━━━ Document source
Chrome, le nouveau syndrome Internet Explorer

Stéphane Moussie |

En 2015, on se demandait si Safari était le nouvel Internet Explorer, en cela qu’il était susceptible de nuire à l’interopérabilité du web. Finalement, c’est Chrome qui est en train de prendre ce mauvais rôle.

Microsoft en a fait la démonstration récemment avec la nouvelle version web de Skype qui n’est compatible qu’avec Chrome et Edge… un Edge qui est en train d’être rebâti autour de Chromium, la base open source de Chrome.

La web app de Skype exploite pourtant des technologies standardisées, notamment WebRTC. Microsoft a répondu à VentureBeat qu’il y avait des différences d’implémentation entre les navigateurs, ce qui est vrai. Safari ne va prendre en charge le codec vidéo VP8 que dans sa prochaine version.

Mais la suite de la réponse de Microsoft révèle le cœur du problème : l’éditeur a « donné la priorité de Skype web sur Microsoft Edge et Google Chrome en fonction de la valeur client. » Chrome représentant à lui seul environ deux tiers du marché des navigateurs, pourquoi s’embêter à rendre compatible son site avec les autres ? Ceux qui utilisent Safari ou Firefox n’ont qu’à télécharger Chrome.

C’est également le message que fait passer Google avec la version web de Google Earth. « Aïe aïe aïe ! Google Earth n’est pas encore compatible avec votre navigateur », dit Google comme si on s’était coincé un doigt dans la porte. Prenez un peu de MercuroChrome et ça ira mieux.

Avant cela, Google avait réservé Inbox à Chrome de manière temporaire. Google Earth est lui aussi censé être compatible avec d’autres navigateurs un jour. L’attente dure depuis bientôt deux ans. Le temps de renforcer un peu plus la position de Chrome.
━━━━━━
• [À faire]
A - D'après l'article sur Chrome, quelle part du marché des navigateurs Chrome représente-t-il à lui seul ?
B - Relevez tous les services web que l'article sur Chrome présente comme réservés à certains navigateurs ou incompatibles avec d'autres.
C - Veuillez reprendre l'article sur Chrome juste après sa dernière phrase.
Vous n'avez pas besoin des enregistrements.
━━━ Informations fournies
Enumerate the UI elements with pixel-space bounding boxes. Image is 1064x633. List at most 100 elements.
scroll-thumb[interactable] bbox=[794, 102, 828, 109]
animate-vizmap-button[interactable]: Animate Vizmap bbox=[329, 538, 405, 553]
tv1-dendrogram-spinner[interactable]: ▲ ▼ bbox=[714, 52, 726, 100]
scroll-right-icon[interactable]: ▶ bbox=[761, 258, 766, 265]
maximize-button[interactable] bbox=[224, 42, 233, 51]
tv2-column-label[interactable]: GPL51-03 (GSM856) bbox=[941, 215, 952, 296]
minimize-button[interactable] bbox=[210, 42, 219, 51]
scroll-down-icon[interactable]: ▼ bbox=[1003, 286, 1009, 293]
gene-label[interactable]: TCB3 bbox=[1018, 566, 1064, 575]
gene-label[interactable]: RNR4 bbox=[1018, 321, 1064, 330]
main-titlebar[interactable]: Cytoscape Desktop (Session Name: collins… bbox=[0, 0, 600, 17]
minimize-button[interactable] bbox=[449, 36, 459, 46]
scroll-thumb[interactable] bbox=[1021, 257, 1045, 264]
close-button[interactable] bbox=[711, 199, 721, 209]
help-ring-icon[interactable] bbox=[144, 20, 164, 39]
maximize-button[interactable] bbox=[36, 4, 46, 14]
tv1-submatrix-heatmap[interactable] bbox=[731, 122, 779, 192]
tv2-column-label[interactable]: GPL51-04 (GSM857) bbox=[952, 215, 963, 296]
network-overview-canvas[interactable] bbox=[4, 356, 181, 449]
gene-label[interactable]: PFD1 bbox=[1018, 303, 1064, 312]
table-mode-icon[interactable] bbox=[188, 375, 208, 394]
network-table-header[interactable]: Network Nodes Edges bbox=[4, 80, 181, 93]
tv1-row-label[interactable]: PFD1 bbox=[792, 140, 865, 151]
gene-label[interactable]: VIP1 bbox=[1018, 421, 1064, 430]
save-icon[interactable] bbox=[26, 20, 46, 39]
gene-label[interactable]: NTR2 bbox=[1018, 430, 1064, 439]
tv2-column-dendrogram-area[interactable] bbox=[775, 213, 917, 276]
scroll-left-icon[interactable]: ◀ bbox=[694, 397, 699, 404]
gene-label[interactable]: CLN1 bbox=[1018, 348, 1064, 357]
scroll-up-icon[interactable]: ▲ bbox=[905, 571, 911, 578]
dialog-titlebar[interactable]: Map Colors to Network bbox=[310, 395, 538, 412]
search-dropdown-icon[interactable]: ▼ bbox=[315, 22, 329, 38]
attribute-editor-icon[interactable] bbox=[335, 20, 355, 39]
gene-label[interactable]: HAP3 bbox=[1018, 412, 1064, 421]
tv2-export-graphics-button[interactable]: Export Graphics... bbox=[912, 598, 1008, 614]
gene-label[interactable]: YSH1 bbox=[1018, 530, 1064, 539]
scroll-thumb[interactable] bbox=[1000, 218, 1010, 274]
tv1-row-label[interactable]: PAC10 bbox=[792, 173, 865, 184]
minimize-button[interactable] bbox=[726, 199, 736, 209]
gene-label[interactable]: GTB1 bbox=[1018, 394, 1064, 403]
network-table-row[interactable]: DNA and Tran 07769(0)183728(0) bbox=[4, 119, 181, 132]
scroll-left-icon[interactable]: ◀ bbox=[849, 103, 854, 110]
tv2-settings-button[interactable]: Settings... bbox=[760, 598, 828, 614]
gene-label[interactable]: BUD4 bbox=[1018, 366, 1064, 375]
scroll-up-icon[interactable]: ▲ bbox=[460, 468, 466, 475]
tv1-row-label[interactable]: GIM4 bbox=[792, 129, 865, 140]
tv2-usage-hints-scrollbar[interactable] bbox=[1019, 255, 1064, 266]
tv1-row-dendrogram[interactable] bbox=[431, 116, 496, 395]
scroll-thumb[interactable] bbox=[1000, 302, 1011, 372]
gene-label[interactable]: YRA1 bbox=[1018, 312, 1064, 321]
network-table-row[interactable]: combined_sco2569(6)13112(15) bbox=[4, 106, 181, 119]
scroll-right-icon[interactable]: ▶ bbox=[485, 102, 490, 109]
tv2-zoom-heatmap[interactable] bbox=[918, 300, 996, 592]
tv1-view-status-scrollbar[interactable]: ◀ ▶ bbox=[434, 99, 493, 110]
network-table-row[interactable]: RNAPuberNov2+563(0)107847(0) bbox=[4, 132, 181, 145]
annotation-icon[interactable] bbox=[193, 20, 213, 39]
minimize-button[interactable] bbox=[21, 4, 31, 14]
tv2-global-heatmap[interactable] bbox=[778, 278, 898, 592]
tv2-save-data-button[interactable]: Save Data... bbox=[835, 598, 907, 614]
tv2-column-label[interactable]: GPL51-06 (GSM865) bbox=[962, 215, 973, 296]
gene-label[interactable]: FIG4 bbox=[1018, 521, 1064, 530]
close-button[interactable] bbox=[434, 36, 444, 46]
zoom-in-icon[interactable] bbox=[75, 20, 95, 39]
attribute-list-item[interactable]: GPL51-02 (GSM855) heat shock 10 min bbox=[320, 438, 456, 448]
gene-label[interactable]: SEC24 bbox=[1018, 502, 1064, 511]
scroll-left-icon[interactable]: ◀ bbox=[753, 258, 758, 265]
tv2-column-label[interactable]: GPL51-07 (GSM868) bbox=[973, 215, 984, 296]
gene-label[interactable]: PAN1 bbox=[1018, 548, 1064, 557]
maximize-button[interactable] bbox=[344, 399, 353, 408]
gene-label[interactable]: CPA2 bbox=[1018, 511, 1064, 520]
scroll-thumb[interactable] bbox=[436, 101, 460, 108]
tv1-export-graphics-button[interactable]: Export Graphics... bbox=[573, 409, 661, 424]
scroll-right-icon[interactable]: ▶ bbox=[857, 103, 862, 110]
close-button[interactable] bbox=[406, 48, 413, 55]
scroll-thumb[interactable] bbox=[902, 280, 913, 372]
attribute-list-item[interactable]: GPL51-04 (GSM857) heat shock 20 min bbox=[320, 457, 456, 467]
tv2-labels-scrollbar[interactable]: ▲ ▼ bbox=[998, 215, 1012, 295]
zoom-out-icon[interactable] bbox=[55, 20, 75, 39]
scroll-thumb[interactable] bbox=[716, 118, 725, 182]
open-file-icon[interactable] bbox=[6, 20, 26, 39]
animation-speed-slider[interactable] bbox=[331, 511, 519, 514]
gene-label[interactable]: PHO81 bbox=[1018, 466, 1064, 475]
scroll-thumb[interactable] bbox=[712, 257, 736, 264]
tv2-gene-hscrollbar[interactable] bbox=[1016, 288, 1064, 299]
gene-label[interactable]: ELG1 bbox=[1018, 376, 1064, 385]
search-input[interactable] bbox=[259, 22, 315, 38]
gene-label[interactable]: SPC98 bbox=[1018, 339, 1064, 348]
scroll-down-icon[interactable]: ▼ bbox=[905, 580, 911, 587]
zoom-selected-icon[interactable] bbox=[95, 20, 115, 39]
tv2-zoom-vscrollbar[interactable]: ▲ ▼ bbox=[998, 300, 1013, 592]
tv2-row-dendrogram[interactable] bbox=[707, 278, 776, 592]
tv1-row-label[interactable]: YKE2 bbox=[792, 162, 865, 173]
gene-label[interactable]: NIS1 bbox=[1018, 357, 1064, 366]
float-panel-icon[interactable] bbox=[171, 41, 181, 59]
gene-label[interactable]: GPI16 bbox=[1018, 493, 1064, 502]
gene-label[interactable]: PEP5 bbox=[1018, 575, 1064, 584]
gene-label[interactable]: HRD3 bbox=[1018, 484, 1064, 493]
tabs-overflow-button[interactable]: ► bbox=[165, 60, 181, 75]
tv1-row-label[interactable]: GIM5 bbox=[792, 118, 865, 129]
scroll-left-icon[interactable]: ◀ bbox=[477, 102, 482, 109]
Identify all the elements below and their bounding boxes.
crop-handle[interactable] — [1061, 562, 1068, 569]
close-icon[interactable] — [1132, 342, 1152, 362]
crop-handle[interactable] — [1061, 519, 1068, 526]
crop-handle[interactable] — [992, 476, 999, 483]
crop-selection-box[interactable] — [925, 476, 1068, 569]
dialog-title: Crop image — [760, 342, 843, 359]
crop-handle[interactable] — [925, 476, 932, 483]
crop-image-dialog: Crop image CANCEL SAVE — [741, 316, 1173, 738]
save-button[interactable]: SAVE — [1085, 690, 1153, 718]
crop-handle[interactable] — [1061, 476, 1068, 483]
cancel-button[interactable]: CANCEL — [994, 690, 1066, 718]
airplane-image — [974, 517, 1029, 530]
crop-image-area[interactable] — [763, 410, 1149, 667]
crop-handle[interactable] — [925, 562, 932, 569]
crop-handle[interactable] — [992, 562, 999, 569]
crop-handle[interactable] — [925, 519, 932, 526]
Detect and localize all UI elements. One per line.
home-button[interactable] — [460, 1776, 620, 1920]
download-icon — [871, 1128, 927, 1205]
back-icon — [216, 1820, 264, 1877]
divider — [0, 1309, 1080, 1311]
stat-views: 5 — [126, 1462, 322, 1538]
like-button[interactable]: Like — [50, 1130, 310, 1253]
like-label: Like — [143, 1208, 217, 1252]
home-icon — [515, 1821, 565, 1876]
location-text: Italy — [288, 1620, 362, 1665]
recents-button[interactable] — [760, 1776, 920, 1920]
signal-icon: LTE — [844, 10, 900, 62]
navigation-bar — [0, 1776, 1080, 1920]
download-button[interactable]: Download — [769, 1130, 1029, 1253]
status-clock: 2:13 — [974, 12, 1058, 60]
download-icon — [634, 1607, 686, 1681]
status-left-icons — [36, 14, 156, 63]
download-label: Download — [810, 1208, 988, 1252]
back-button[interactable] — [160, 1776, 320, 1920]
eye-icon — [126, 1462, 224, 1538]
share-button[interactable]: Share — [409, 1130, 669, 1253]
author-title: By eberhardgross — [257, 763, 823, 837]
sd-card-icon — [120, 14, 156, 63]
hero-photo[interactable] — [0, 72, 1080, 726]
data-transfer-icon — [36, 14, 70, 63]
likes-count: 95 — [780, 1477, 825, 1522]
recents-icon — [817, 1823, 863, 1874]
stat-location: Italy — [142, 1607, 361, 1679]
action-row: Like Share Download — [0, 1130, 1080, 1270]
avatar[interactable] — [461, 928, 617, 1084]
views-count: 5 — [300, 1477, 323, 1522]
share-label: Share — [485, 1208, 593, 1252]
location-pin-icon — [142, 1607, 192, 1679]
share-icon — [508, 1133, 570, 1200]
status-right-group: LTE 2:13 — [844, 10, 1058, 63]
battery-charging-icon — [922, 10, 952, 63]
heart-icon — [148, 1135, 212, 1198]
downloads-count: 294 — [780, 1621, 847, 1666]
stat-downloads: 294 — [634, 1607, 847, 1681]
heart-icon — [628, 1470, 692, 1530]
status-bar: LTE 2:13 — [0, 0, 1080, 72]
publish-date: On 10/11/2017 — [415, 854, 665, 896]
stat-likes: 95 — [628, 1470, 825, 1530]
━━━━━━
• [Réponses dans l'ordre]
A - Environ deux tiers du marché des navigateurs.

B -
- la version web de Skype
- la version web de Google Earth
- Inbox

C -
Sur mobile plus spécifiquement, on pourrait penser que la part de marché supérieure de Safari par rapport au bureau contrebalance la situation (21 % contre 57 % pour Chrome), mais même pas. Dans ce cas-là, Microsoft et Google renvoient simplement les utilisateurs vers leurs applications mobiles.

Bien sûr, Chrome et Internet Explorer ne sont pas strictement comparables. L’un était propriétaire, l’autre a une importante base open source, le fameux Chromium qui sert aussi de socle pour de nombreuses apps multiplateformes (Electron).

Ce qui est comparable, c’est la position dominante et le gain que Google peut en tirer. Grâce à un navigateur synonyme de porte d’accès privilégié au web — navigateur qui au passage force la connexion de l’utilisateur —, l’entreprise peut influer toujours plus sur son évolution.

« Google est si près du contrôle quasi total de l’infrastructure de nos vies numériques que continuer de le combattre pourrait s’avérer peu rentable. […] La domination de Google en matière de recherche, de publicité, de smartphones et de collecte de données crée des conditions de concurrence très désavantageuses pour le reste d’entre nous », avertissait Mozilla juste après l’annonce du passage d’Edge à Chromium.